Task objective: Within the listing below, locate all lines containing the word "text". Copy each one.

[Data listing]
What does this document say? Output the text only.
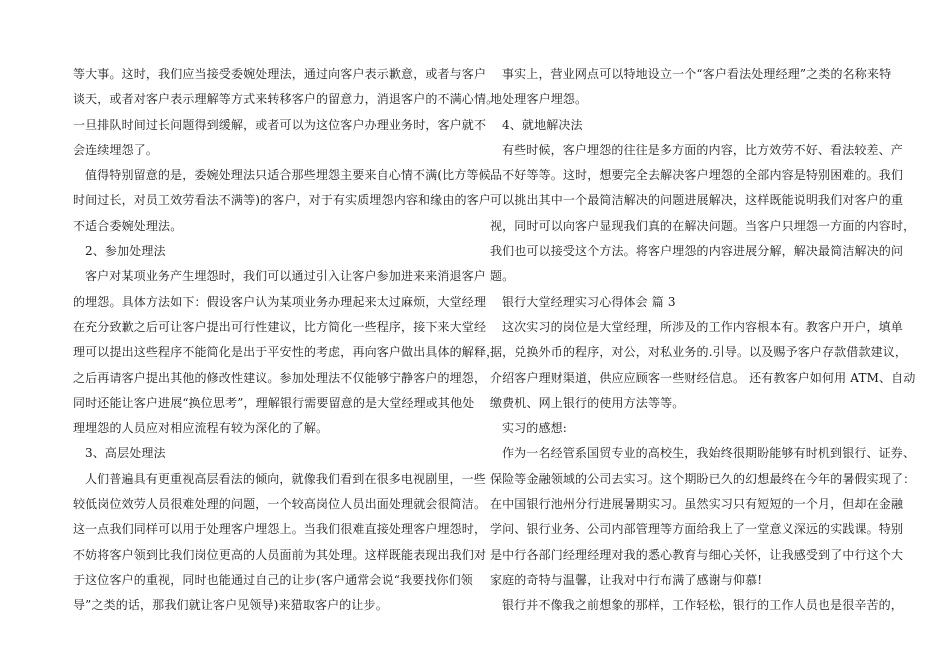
等大事。这时，我们应当接受委婉处理法，通过向客户表示歉意，或者与客户
谈天，或者对客户表示理解等方式来转移客户的留意力，消退客户的不满心情。
一旦排队时间过长问题得到缓解，或者可以为这位客户办理业务时，客户就不
会连续埋怨了。
值得特别留意的是，委婉处理法只适合那些埋怨主要来自心情不满(比方等候
时间过长，对员工效劳看法不满等)的客户，对于有实质埋怨内容和缘由的客户
不适合委婉处理法。
2、参加处理法
客户对某项业务产生埋怨时，我们可以通过引入让客户参加进来来消退客户
的埋怨。具体方法如下：假设客户认为某项业务办理起来太过麻烦，大堂经理
在充分致歉之后可让客户提出可行性建议，比方简化一些程序，接下来大堂经
理可以提出这些程序不能简化是出于平安性的考虑，再向客户做出具体的解释，
之后再请客户提出其他的修改性建议。参加处理法不仅能够宁静客户的埋怨，
同时还能让客户进展“换位思考”，理解银行需要留意的是大堂经理或其他处
理埋怨的人员应对相应流程有较为深化的了解。
3、高层处理法
人们普遍具有更重视高层看法的倾向，就像我们看到在很多电视剧里，一些
较低岗位效劳人员很难处理的问题，一个较高岗位人员出面处理就会很简洁。
这一点我们同样可以用于处理客户埋怨上。当我们很难直接处理客户埋怨时，
不妨将客户领到比我们岗位更高的人员面前为其处理。这样既能表现出我们对
于这位客户的重视，同时也能通过自己的让步(客户通常会说“我要找你们领
导”之类的话，那我们就让客户见领导)来猎取客户的让步。
事实上，营业网点可以特地设立一个“客户看法处理经理”之类的名称来特
地处理客户埋怨。
4、就地解决法
有些时候，客户埋怨的往往是多方面的内容，比方效劳不好、看法较差、产
品不好等等。这时，想要完全去解决客户埋怨的全部内容是特别困难的。我们
可以挑出其中一个最简洁解决的问题进展解决，这样既能说明我们对客户的重
视，同时可以向客户显现我们真的在解决问题。当客户只埋怨一方面的内容时，
我们也可以接受这个方法。将客户埋怨的内容进展分解，解决最简洁解决的问
题。
银行大堂经理实习心得体会 篇 3
这次实习的岗位是大堂经理，所涉及的工作内容根本有。教客户开户，填单
据，兑换外币的程序，对公，对私业务的.引导。以及赐予客户存款借款建议，
介绍客户理财渠道，供应应顾客一些财经信息。 还有教客户如何用 ATM、自动
缴费机、网上银行的使用方法等等。
实习的感想:
作为一名经管系国贸专业的高校生，我始终很期盼能够有时机到银行、证券、
保险等金融领域的公司去实习。这个期盼已久的幻想最终在今年的暑假实现了：
在中国银行池州分行进展暑期实习。虽然实习只有短短的一个月，但却在金融
学问、银行业务、公司内部管理等方面给我上了一堂意义深远的实践课。特别
是中行各部门经理经理对我的悉心教育与细心关怀，让我感受到了中行这个大
家庭的奇特与温馨，让我对中行布满了感谢与仰慕!
银行并不像我之前想象的那样，工作轻松，银行的工作人员也是很辛苦的，
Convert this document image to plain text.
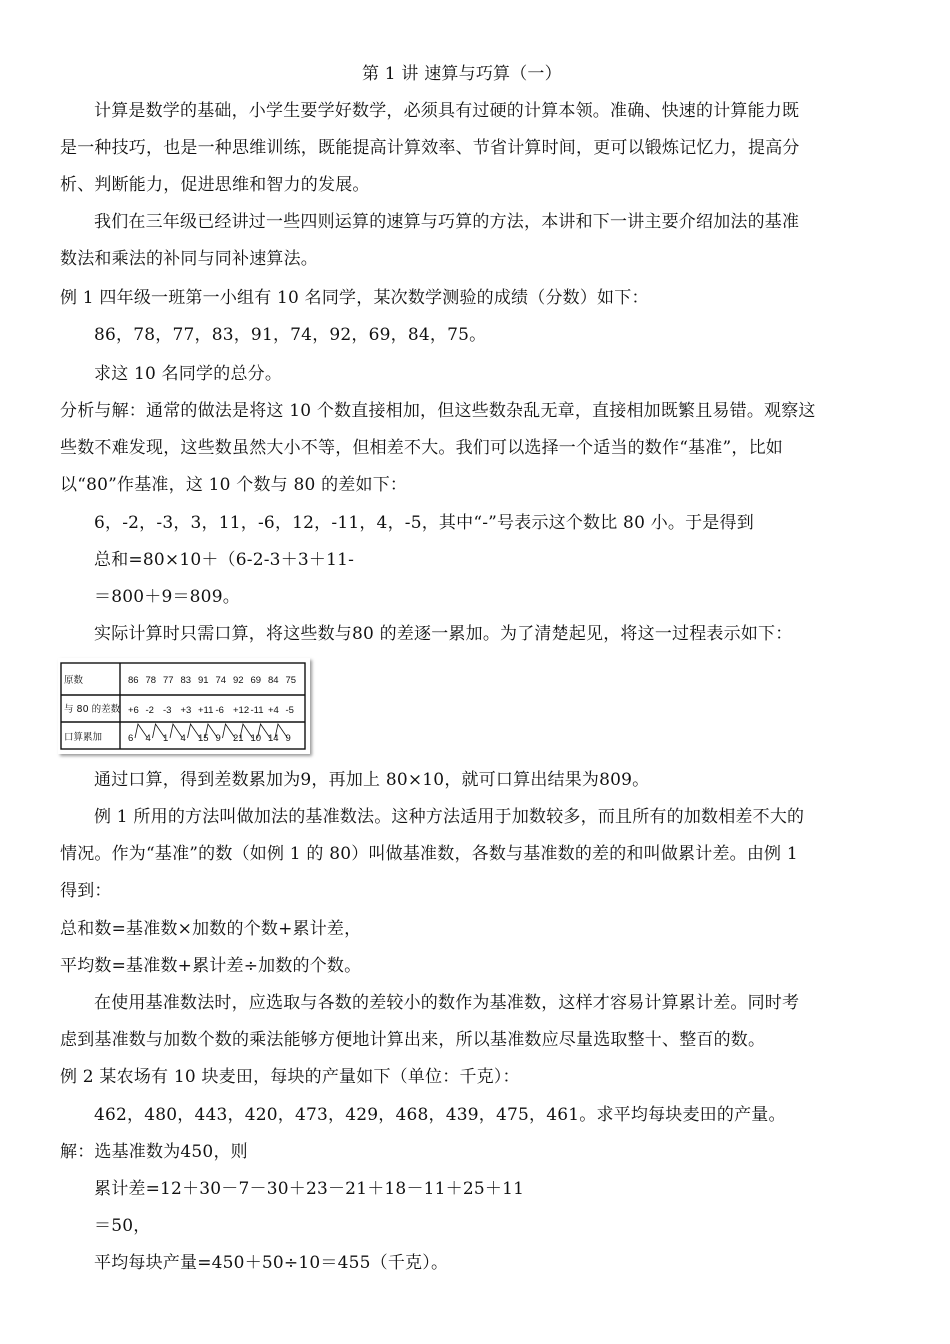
第 1 讲 速算与巧算（一）
计算是数学的基础，小学生要学好数学，必须具有过硬的计算本领。准确、快速的计算能力既
是一种技巧，也是一种思维训练，既能提高计算效率、节省计算时间，更可以锻炼记忆力，提高分
析、判断能力，促进思维和智力的发展。
我们在三年级已经讲过一些四则运算的速算与巧算的方法，本讲和下一讲主要介绍加法的基准
数法和乘法的补同与同补速算法。
例 1 四年级一班第一小组有 10 名同学，某次数学测验的成绩（分数）如下：
86，78，77，83，91，74，92，69，84，75。
求这 10 名同学的总分。
分析与解：通常的做法是将这 10 个数直接相加，但这些数杂乱无章，直接相加既繁且易错。观察这
些数不难发现，这些数虽然大小不等，但相差不大。我们可以选择一个适当的数作“基准”，比如
以“80”作基准，这 10 个数与 80 的差如下：
6，-2，-3，3，11，-6，12，-11，4，-5，其中“-”号表示这个数比 80 小。于是得到
总和=80×10＋（6-2-3＋3＋11-
＝800＋9＝809。
实际计算时只需口算，将这些数与80 的差逐一累加。为了清楚起见，将这一过程表示如下：
原数
与 80 的差数
口算累加
86 78 77 83 91 74 92 69 84 75
+6 -2 -3 +3 +11 -6 +12 -11 +4 -5
6 4 1 4 15 9 21 10 14 9
通过口算，得到差数累加为9，再加上 80×10，就可口算出结果为809。
例 1 所用的方法叫做加法的基准数法。这种方法适用于加数较多，而且所有的加数相差不大的
情况。作为“基准”的数（如例 1 的 80）叫做基准数，各数与基准数的差的和叫做累计差。由例 1
得到：
总和数=基准数×加数的个数+累计差，
平均数=基准数+累计差÷加数的个数。
在使用基准数法时，应选取与各数的差较小的数作为基准数，这样才容易计算累计差。同时考
虑到基准数与加数个数的乘法能够方便地计算出来，所以基准数应尽量选取整十、整百的数。
例 2 某农场有 10 块麦田，每块的产量如下（单位：千克）：
462，480，443，420，473，429，468，439，475，461。求平均每块麦田的产量。
解：选基准数为450，则
累计差=12＋30－7－30＋23－21＋18－11＋25＋11
＝50，
平均每块产量=450＋50÷10＝455（千克）。
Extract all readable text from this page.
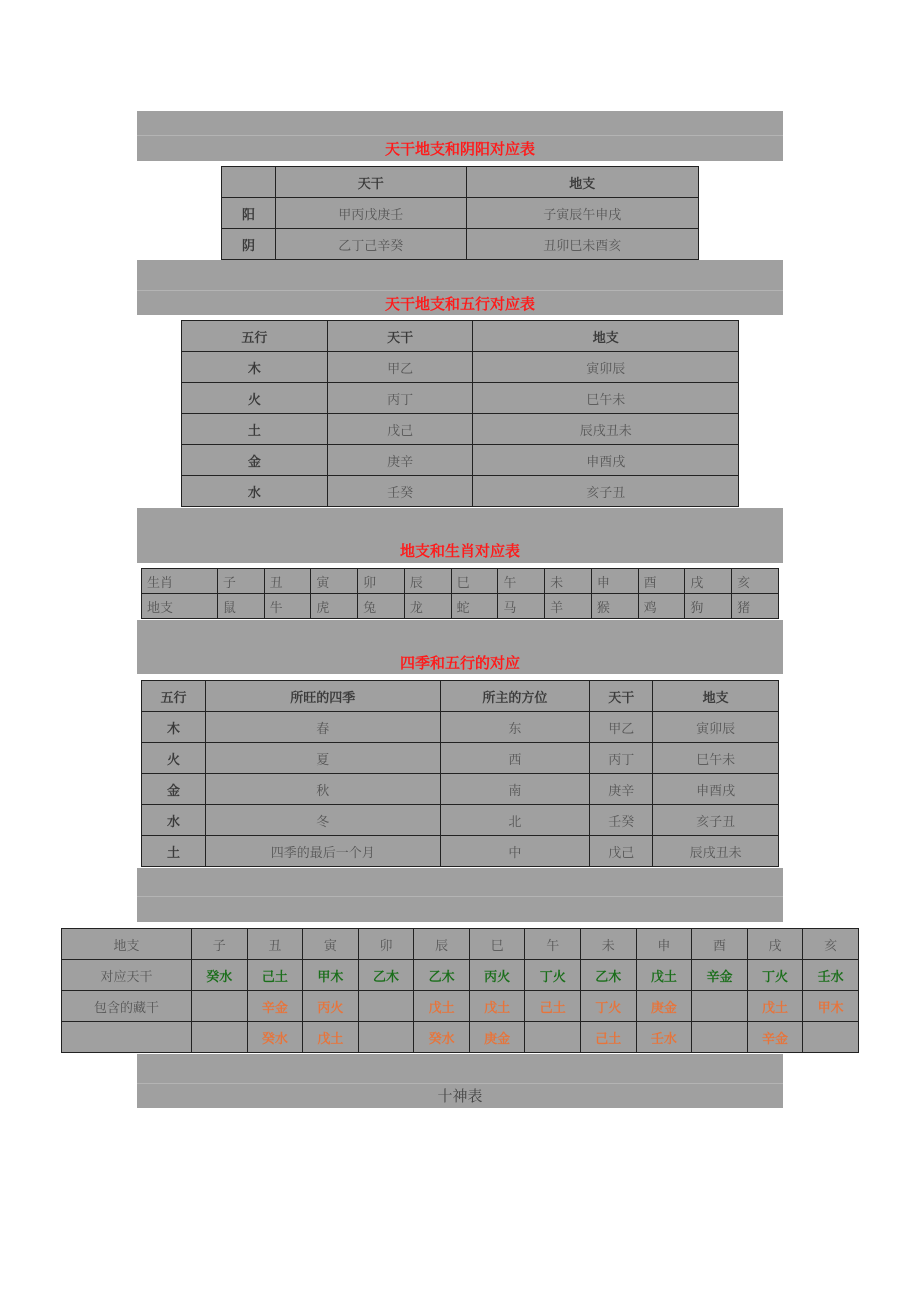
天干地支和阴阳对应表
	天干	地支
阳	甲丙戊庚壬	子寅辰午申戌
阴	乙丁己辛癸	丑卯巳未酉亥
天干地支和五行对应表
五行	天干	地支
木	甲乙	寅卯辰
火	丙丁	巳午未
土	戊己	辰戌丑未
金	庚辛	申酉戌
水	壬癸	亥子丑
地支和生肖对应表
生肖	子	丑	寅	卯	辰	巳	午	未	申	酉	戌	亥
地支	鼠	牛	虎	兔	龙	蛇	马	羊	猴	鸡	狗	猪
四季和五行的对应
五行	所旺的四季	所主的方位	天干	地支
木	春	东	甲乙	寅卯辰
火	夏	西	丙丁	巳午未
金	秋	南	庚辛	申酉戌
水	冬	北	壬癸	亥子丑
土	四季的最后一个月	中	戊己	辰戌丑未
地支	子	丑	寅	卯	辰	巳	午	未	申	酉	戌	亥
对应天干	癸水	己土	甲木	乙木	乙木	丙火	丁火	乙木	戊土	辛金	丁火	壬水
包含的藏干		辛金	丙火		戊土	戊土	己土	丁火	庚金		戊土	甲木
		癸水	戊土		癸水	庚金		己土	壬水		辛金	
十神表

Finished task:
What does this document say? Output the text only.
Convert this document image to plain text.
Extract all readable text from this page.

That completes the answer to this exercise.